### GIVEN INSTRUCTION:
Copy out the lines of the data below unchanged, starting with the line that contains "y0, x1, y1]." and ending with the line that contains "table-row: Over $539,900", both of those lines included.
-- Start RAW RECORDS --
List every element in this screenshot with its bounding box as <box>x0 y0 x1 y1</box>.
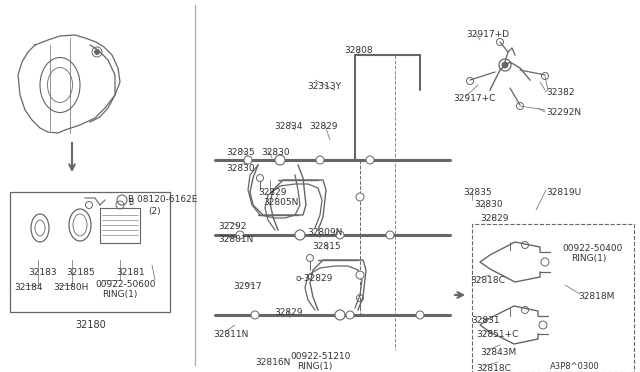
-- End RAW RECORDS --
-- Start RAW RECORDS --
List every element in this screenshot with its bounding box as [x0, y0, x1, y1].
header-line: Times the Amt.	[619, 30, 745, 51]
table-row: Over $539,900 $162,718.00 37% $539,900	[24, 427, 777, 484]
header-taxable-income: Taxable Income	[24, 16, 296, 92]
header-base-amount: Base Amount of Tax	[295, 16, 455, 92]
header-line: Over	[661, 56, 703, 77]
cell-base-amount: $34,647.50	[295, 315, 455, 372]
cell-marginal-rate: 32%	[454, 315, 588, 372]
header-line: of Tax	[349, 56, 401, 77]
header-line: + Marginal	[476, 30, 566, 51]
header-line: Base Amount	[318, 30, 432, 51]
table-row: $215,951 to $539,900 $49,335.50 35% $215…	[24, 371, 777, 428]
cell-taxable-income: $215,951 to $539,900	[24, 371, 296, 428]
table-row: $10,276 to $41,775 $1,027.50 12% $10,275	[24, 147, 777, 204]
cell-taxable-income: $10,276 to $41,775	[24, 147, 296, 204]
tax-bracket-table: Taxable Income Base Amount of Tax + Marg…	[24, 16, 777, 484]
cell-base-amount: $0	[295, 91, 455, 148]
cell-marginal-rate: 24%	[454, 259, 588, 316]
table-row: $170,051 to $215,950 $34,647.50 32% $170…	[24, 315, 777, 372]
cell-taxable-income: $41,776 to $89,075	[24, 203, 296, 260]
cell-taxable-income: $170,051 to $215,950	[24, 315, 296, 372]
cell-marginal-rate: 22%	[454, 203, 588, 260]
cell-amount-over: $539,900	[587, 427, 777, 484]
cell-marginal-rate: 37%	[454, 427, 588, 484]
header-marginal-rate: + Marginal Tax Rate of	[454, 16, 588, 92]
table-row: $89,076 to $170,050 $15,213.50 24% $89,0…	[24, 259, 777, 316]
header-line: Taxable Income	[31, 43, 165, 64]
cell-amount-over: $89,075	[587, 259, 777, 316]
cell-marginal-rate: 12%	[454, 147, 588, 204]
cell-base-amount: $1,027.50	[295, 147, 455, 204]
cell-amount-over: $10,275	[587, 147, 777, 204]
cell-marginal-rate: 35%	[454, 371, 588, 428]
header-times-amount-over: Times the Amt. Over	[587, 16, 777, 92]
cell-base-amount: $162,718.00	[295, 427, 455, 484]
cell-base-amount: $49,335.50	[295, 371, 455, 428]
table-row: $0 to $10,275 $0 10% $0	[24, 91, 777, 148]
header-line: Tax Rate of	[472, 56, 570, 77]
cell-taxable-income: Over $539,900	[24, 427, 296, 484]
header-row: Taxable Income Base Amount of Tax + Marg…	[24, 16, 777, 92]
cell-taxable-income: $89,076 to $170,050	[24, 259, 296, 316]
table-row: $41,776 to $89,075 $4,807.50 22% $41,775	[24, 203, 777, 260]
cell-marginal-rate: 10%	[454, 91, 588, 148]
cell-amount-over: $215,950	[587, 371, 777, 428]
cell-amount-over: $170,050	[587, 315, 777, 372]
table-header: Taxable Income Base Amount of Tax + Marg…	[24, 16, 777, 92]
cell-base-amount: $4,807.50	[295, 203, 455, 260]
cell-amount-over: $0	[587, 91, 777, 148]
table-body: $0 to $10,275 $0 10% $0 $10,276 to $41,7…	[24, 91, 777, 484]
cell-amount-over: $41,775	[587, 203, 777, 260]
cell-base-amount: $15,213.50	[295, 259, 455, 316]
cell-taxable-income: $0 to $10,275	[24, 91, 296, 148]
-- End RAW RECORDS --
### ANSWER TO THIS EXERCISE:
List every element in this screenshot with its bounding box as [x0, y0, x1, y1].
header-line: Times the Amt.	[619, 30, 745, 51]
table-row: Over $539,900 $162,718.00 37% $539,900	[24, 427, 777, 484]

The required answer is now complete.